» **What you should do**
Look through the records below and collect all lines that hold the string "chat".

» **Recorded data**
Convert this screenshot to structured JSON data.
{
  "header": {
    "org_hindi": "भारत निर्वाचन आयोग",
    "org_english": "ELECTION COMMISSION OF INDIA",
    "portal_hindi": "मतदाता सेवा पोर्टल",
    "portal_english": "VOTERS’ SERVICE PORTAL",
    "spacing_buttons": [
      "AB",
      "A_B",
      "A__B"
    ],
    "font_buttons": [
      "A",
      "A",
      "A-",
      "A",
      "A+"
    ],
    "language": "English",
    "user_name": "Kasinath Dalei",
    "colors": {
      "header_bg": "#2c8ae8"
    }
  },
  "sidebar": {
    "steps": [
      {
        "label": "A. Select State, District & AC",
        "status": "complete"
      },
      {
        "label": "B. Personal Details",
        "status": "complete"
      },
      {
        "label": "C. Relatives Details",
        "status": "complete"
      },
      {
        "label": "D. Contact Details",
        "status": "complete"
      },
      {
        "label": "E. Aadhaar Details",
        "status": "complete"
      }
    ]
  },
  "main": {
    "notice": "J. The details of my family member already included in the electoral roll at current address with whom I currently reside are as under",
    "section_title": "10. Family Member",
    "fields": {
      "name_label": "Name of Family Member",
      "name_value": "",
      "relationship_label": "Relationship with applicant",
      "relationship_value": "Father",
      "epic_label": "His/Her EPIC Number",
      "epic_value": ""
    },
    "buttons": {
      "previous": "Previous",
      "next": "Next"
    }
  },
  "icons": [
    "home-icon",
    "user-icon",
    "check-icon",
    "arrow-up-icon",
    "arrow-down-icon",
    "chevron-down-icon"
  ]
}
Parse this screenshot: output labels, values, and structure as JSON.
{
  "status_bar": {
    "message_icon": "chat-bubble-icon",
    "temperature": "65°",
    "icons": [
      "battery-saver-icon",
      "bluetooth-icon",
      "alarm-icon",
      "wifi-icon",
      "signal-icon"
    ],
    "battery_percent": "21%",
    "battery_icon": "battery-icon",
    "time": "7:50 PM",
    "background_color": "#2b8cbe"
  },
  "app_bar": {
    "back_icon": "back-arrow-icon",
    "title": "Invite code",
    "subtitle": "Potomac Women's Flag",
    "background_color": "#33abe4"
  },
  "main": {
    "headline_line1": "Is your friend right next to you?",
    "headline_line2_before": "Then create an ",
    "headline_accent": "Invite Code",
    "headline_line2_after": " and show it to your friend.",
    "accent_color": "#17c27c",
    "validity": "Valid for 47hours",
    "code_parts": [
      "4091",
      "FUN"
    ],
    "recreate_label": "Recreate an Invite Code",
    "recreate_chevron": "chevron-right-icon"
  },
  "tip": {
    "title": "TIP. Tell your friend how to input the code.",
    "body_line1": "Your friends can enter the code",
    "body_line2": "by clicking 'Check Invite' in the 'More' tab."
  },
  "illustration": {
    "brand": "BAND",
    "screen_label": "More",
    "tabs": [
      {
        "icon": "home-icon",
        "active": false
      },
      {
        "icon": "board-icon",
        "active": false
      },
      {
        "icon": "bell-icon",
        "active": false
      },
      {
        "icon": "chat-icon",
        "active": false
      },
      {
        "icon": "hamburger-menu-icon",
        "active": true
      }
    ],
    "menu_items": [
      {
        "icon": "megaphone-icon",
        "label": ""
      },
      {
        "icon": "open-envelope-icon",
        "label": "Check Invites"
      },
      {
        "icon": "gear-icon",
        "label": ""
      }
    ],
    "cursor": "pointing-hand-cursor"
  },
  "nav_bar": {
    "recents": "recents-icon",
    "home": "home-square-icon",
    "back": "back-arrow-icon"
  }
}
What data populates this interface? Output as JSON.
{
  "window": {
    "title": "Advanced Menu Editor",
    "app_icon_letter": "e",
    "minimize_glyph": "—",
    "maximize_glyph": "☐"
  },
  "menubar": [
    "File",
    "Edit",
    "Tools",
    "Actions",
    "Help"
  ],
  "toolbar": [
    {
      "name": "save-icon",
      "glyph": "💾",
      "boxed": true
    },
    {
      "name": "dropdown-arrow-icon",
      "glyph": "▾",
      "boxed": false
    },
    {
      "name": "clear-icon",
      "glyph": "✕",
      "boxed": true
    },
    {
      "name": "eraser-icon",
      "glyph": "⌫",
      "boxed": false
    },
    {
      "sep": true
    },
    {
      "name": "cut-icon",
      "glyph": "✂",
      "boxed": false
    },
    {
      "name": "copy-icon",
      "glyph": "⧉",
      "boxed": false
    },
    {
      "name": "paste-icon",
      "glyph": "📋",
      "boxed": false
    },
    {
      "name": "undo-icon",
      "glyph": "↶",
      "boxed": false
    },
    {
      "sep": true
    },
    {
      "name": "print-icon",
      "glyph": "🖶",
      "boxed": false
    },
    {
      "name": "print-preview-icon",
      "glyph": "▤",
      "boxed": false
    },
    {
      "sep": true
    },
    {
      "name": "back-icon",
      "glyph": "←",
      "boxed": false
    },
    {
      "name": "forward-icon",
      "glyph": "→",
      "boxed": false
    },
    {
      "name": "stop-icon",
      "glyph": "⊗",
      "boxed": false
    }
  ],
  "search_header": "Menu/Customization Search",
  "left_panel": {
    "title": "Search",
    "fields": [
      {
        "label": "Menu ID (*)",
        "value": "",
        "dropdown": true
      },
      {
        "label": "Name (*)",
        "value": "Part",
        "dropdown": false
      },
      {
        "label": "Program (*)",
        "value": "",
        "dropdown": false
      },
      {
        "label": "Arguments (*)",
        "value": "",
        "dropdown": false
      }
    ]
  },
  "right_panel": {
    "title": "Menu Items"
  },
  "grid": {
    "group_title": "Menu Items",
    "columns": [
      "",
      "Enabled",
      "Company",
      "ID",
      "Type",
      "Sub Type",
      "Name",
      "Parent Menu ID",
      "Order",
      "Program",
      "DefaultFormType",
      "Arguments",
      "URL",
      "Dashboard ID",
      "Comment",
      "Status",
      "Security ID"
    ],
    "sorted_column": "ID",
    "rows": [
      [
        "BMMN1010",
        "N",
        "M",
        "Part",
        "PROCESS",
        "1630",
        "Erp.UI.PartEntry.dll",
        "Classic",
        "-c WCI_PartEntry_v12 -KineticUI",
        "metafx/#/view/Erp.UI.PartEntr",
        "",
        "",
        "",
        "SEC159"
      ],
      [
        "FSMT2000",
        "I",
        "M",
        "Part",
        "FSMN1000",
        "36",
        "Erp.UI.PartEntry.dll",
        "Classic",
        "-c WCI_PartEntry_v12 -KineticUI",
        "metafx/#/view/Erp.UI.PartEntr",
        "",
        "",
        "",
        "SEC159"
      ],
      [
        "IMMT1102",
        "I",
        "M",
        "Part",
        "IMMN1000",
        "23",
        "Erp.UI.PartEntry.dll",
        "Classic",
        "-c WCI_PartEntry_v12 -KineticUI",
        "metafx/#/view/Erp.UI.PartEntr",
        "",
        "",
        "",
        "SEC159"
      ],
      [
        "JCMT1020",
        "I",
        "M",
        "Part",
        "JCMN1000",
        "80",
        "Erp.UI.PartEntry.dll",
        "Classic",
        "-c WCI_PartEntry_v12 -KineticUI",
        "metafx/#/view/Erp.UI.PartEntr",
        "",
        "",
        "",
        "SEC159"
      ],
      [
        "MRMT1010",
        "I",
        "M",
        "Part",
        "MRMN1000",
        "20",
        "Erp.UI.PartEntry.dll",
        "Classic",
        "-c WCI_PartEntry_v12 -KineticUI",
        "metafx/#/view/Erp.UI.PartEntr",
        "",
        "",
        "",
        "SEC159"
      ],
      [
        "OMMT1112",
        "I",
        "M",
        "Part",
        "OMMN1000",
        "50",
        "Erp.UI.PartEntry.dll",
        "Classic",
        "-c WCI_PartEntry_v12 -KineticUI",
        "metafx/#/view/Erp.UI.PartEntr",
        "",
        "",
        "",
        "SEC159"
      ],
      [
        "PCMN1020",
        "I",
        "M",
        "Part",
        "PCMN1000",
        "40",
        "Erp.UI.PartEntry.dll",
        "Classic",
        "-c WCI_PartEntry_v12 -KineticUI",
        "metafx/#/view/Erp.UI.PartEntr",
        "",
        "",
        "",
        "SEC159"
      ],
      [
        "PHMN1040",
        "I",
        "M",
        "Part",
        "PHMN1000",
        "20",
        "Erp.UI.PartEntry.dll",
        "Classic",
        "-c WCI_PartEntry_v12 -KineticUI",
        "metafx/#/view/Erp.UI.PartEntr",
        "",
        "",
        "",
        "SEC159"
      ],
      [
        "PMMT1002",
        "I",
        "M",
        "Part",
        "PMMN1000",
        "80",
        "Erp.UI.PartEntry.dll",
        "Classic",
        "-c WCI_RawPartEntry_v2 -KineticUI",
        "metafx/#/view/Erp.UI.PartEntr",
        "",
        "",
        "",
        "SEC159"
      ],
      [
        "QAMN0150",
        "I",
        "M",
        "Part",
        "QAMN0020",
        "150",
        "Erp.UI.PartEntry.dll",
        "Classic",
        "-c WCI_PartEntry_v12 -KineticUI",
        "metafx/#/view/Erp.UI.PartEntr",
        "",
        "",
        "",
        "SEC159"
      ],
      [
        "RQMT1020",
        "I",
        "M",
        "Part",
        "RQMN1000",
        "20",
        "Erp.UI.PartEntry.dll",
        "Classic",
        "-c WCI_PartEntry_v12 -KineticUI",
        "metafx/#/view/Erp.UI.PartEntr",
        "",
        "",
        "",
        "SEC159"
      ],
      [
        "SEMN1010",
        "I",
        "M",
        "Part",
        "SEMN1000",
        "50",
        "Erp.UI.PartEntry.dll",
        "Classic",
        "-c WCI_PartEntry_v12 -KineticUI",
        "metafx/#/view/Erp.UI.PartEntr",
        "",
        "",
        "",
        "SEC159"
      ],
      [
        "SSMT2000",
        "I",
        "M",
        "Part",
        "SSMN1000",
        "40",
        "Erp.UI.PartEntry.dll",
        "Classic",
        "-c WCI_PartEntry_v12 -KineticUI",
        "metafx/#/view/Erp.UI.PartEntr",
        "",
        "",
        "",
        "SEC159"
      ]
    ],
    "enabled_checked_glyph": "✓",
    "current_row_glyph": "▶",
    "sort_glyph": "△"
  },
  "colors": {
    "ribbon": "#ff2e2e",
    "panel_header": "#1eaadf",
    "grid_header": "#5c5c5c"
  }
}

» **Solution**
    "message_icon": "chat-bubble-icon",
        "icon": "chat-icon",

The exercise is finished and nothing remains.